>> BEGIN THE DATA
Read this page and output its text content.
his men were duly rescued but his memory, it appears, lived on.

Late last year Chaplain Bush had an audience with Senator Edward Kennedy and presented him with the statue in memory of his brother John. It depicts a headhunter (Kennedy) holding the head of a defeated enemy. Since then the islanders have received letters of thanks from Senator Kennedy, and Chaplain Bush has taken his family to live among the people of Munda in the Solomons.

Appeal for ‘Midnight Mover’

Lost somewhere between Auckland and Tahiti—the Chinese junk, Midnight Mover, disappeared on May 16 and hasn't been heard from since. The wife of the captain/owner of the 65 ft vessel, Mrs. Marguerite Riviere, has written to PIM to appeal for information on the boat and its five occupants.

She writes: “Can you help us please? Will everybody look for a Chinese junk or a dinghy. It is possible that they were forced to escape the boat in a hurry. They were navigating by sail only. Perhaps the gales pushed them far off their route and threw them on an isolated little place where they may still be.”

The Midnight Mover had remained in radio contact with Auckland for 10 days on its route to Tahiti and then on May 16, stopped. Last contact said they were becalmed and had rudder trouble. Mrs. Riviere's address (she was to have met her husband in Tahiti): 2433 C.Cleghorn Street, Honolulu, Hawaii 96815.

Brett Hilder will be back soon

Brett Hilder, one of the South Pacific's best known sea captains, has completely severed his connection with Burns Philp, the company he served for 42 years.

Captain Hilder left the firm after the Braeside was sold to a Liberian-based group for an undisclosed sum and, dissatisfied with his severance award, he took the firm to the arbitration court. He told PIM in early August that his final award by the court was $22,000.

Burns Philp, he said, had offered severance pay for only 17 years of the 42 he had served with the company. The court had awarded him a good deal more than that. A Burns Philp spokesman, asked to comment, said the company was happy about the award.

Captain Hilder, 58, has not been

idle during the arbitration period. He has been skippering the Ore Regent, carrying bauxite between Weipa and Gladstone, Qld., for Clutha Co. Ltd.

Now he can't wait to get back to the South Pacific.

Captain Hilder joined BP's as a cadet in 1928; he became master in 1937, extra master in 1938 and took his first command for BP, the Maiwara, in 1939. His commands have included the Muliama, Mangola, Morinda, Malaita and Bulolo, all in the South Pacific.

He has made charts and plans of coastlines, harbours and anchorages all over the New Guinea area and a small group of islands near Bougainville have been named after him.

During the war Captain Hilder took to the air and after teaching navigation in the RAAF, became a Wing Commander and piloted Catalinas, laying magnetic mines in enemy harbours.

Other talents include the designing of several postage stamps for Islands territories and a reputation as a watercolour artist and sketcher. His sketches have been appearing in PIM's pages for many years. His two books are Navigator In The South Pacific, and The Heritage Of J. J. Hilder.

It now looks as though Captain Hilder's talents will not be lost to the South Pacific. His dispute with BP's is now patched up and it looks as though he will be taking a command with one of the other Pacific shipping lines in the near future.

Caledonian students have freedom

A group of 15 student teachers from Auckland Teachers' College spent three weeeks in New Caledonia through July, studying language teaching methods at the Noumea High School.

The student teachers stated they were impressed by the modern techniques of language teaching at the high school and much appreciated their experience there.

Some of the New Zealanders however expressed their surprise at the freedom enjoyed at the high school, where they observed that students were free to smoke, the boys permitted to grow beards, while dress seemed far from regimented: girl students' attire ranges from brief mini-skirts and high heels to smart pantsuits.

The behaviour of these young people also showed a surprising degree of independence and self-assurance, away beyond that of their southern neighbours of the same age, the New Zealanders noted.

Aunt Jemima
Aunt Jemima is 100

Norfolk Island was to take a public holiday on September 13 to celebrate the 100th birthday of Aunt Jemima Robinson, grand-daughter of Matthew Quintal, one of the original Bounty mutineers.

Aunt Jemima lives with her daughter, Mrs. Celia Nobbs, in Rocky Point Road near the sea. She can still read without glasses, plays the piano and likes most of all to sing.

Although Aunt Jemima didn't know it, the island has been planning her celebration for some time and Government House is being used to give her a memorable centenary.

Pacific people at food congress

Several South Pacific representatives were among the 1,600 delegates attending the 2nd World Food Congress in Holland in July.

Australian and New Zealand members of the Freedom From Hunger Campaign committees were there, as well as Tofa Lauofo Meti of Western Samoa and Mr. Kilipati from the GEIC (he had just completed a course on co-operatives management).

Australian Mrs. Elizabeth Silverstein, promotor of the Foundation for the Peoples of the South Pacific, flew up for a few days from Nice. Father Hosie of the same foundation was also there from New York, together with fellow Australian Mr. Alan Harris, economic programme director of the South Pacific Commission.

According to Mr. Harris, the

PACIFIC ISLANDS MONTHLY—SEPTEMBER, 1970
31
>> END THE DATA
>> BEGIN THE DATA
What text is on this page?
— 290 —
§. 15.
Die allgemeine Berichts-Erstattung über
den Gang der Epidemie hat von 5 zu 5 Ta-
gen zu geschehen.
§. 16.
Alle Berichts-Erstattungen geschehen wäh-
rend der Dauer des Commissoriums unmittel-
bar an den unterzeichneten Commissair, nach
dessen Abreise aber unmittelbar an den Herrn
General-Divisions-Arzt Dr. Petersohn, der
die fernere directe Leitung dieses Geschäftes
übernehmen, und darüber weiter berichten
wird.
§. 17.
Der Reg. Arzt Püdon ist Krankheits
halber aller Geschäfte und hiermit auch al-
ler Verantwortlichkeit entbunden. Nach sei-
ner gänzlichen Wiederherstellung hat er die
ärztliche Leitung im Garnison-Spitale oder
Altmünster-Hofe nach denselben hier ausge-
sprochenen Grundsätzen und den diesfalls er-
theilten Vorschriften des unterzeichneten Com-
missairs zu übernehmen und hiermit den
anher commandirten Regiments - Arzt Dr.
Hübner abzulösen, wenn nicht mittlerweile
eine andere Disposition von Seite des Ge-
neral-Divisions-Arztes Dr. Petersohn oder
>> END THE DATA
- THE PROBLEM
Lines that hold "then" are the ones to copy; find all of them.

- SOLUTION FOR THIS TASK
Late last year Chaplain Bush had an audience with Senator Edward Kennedy and presented him with the statue in memory of his brother John. It depicts a headhunter (Kennedy) holding the head of a defeated enemy. Since then the islanders have received letters of thanks from Senator Kennedy, and Chaplain Bush has taken his family to live among the people of Munda in the Solomons.
The Midnight Mover had remained in radio contact with Auckland for 10 days on its route to Tahiti and then on May 16, stopped. Last contact said they were becalmed and had rudder trouble. Mrs. Riviere's address (she was to have met her husband in Tahiti): 2433 C.Cleghorn Street, Honolulu, Hawaii 96815.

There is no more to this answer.